◆ **Work instructions**
In your copy, reproduce the entries exactly as they are, minus the images.

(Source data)
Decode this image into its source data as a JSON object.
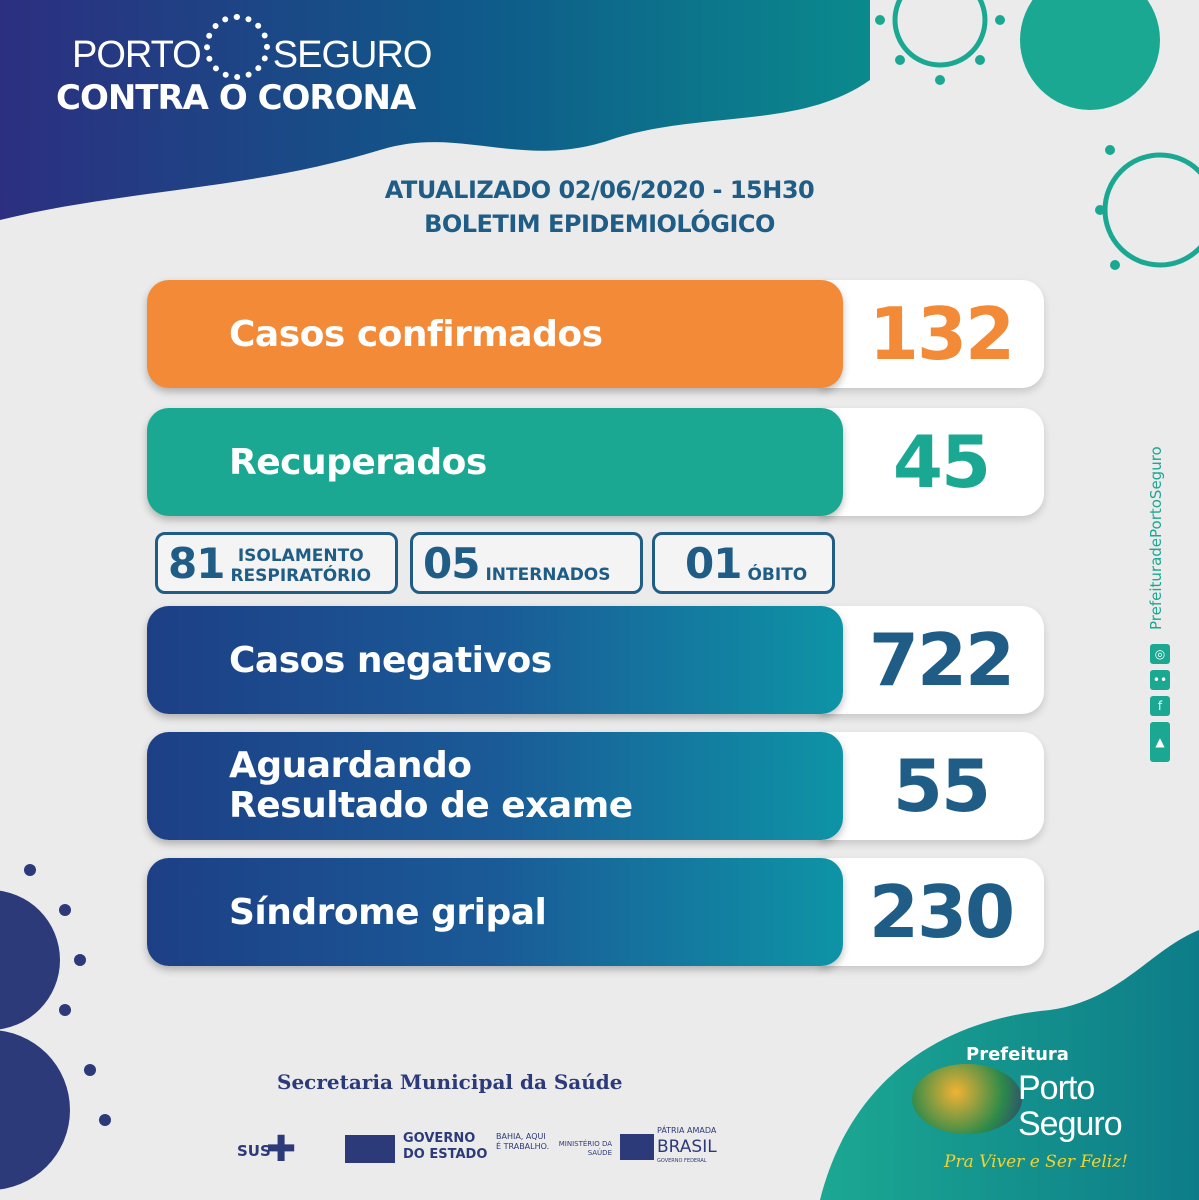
{
  "header": {
    "brand_left": "PORTO",
    "brand_right": "SEGURO",
    "tagline": "CONTRA O CORONA"
  },
  "bulletin": {
    "updated": "ATUALIZADO 02/06/2020 - 15H30",
    "title": "BOLETIM EPIDEMIOLÓGICO"
  },
  "stats": [
    {
      "label": "Casos confirmados",
      "value": "132",
      "color": "#f28a37"
    },
    {
      "label": "Recuperados",
      "value": "45",
      "color": "#1ba892"
    },
    {
      "label": "Casos negativos",
      "value": "722",
      "color": "#1f5d86"
    },
    {
      "label_line1": "Aguardando",
      "label_line2": "Resultado de exame",
      "value": "55",
      "color": "#1f5d86"
    },
    {
      "label": "Síndrome gripal",
      "value": "230",
      "color": "#1f5d86"
    }
  ],
  "breakdown": [
    {
      "value": "81",
      "label_line1": "ISOLAMENTO",
      "label_line2": "RESPIRATÓRIO"
    },
    {
      "value": "05",
      "label": "INTERNADOS"
    },
    {
      "value": "01",
      "label": "ÓBITO"
    }
  ],
  "social": {
    "handle": "PrefeituradePortoSeguro",
    "icons": [
      "instagram-icon",
      "flickr-icon",
      "facebook-icon",
      "youtube-icon"
    ]
  },
  "footer": {
    "secretaria": "Secretaria Municipal da Saúde",
    "sus": "SUS",
    "gov_line1": "GOVERNO",
    "gov_line2": "DO ESTADO",
    "bahia": "BAHIA, AQUI É TRABALHO.",
    "ministerio": "MINISTÉRIO DA SAÚDE",
    "patria": "PÁTRIA AMADA",
    "brasil": "BRASIL",
    "gov_fed": "GOVERNO FEDERAL"
  },
  "prefeitura": {
    "line1": "Prefeitura",
    "line2": "Porto",
    "line3": "Seguro",
    "slogan": "Pra Viver e Ser Feliz!"
  }
}
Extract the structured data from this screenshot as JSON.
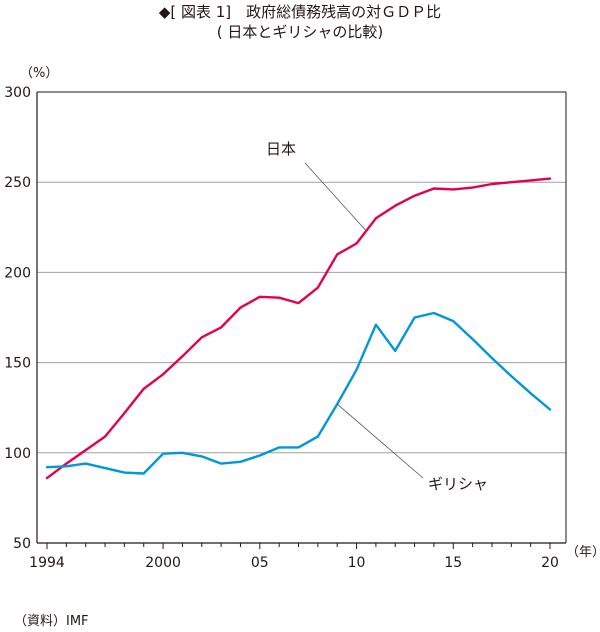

◆ **Response to this task**
Decode this image into its source data as a JSON object.
{
  "header": {
    "brand_left": "PORTO",
    "brand_right": "SEGURO",
    "tagline": "CONTRA O CORONA"
  },
  "bulletin": {
    "updated": "ATUALIZADO 02/06/2020 - 15H30",
    "title": "BOLETIM EPIDEMIOLÓGICO"
  },
  "stats": [
    {
      "label": "Casos confirmados",
      "value": "132",
      "color": "#f28a37"
    },
    {
      "label": "Recuperados",
      "value": "45",
      "color": "#1ba892"
    },
    {
      "label": "Casos negativos",
      "value": "722",
      "color": "#1f5d86"
    },
    {
      "label_line1": "Aguardando",
      "label_line2": "Resultado de exame",
      "value": "55",
      "color": "#1f5d86"
    },
    {
      "label": "Síndrome gripal",
      "value": "230",
      "color": "#1f5d86"
    }
  ],
  "breakdown": [
    {
      "value": "81",
      "label_line1": "ISOLAMENTO",
      "label_line2": "RESPIRATÓRIO"
    },
    {
      "value": "05",
      "label": "INTERNADOS"
    },
    {
      "value": "01",
      "label": "ÓBITO"
    }
  ],
  "social": {
    "handle": "PrefeituradePortoSeguro",
    "icons": [
      "instagram-icon",
      "flickr-icon",
      "facebook-icon",
      "youtube-icon"
    ]
  },
  "footer": {
    "secretaria": "Secretaria Municipal da Saúde",
    "sus": "SUS",
    "gov_line1": "GOVERNO",
    "gov_line2": "DO ESTADO",
    "bahia": "BAHIA, AQUI É TRABALHO.",
    "ministerio": "MINISTÉRIO DA SAÚDE",
    "patria": "PÁTRIA AMADA",
    "brasil": "BRASIL",
    "gov_fed": "GOVERNO FEDERAL"
  },
  "prefeitura": {
    "line1": "Prefeitura",
    "line2": "Porto",
    "line3": "Seguro",
    "slogan": "Pra Viver e Ser Feliz!"
  }
}
Extract the structured data from this screenshot as JSON.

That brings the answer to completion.